### EXERCISE DIRECTIONS
Write out the data below in full, unchanged, minus the images.

### GIVEN ENTRIES
____

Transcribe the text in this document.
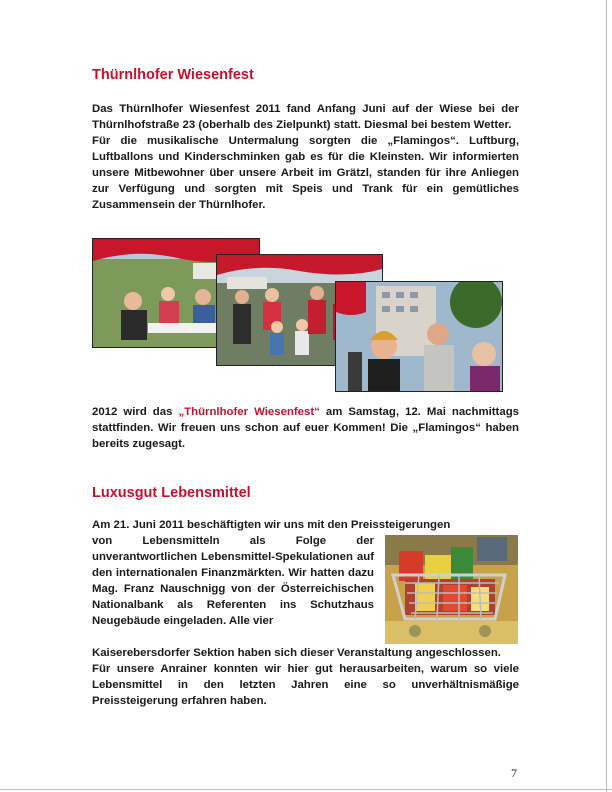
Thürnlhofer Wiesenfest

Das Thürnlhofer Wiesenfest 2011 fand Anfang Juni auf der Wiese bei der Thürnlhofstraße 23 (oberhalb des Zielpunkt) statt. Diesmal bei bestem Wetter.

Für die musikalische Untermalung sorgten die „Flamingos“. Luftburg, Luftballons und Kinderschminken gab es für die Kleinsten. Wir informierten unsere Mitbewohner über unsere Arbeit im Grätzl, standen für ihre Anliegen zur Verfügung und sorgten mit Speis und Trank für ein gemütliches Zusammensein der Thürnlhofer.

2012 wird das „Thürnlhofer Wiesenfest“ am Samstag, 12. Mai nachmittags stattfinden. Wir freuen uns schon auf euer Kommen! Die „Flamingos“ haben bereits zugesagt.

Luxusgut Lebensmittel

Am 21. Juni 2011 beschäftigten wir uns mit den Preissteigerungen

von Lebensmitteln als Folge der unverantwortlichen Lebensmittel-Spekulationen auf den internationalen Finanzmärkten. Wir hatten dazu Mag. Franz Nauschnigg von der Österreichischen Nationalbank als Referenten ins Schutzhaus Neugebäude eingeladen. Alle vier

Kaiserebersdorfer Sektion haben sich dieser Veranstaltung angeschlossen.

Für unsere Anrainer konnten wir hier gut herausarbeiten, warum so viele Lebensmittel in den letzten Jahren eine so unverhältnismäßige Preissteigerung erfahren haben.

7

____

### REPLY
Transcribe the text in this document.
Thürnlhofer Wiesenfest

Das Thürnlhofer Wiesenfest 2011 fand Anfang Juni auf der Wiese bei der Thürnlhofstraße 23 (oberhalb des Zielpunkt) statt. Diesmal bei bestem Wetter.

Für die musikalische Untermalung sorgten die „Flamingos“. Luftburg, Luftballons und Kinderschminken gab es für die Kleinsten. Wir informierten unsere Mitbewohner über unsere Arbeit im Grätzl, standen für ihre Anliegen zur Verfügung und sorgten mit Speis und Trank für ein gemütliches Zusammensein der Thürnlhofer.

2012 wird das „Thürnlhofer Wiesenfest“ am Samstag, 12. Mai nachmittags stattfinden. Wir freuen uns schon auf euer Kommen! Die „Flamingos“ haben bereits zugesagt.

Luxusgut Lebensmittel

Am 21. Juni 2011 beschäftigten wir uns mit den Preissteigerungen

von Lebensmitteln als Folge der unverantwortlichen Lebensmittel-Spekulationen auf den internationalen Finanzmärkten. Wir hatten dazu Mag. Franz Nauschnigg von der Österreichischen Nationalbank als Referenten ins Schutzhaus Neugebäude eingeladen. Alle vier

Kaiserebersdorfer Sektion haben sich dieser Veranstaltung angeschlossen.

Für unsere Anrainer konnten wir hier gut herausarbeiten, warum so viele Lebensmittel in den letzten Jahren eine so unverhältnismäßige Preissteigerung erfahren haben.

7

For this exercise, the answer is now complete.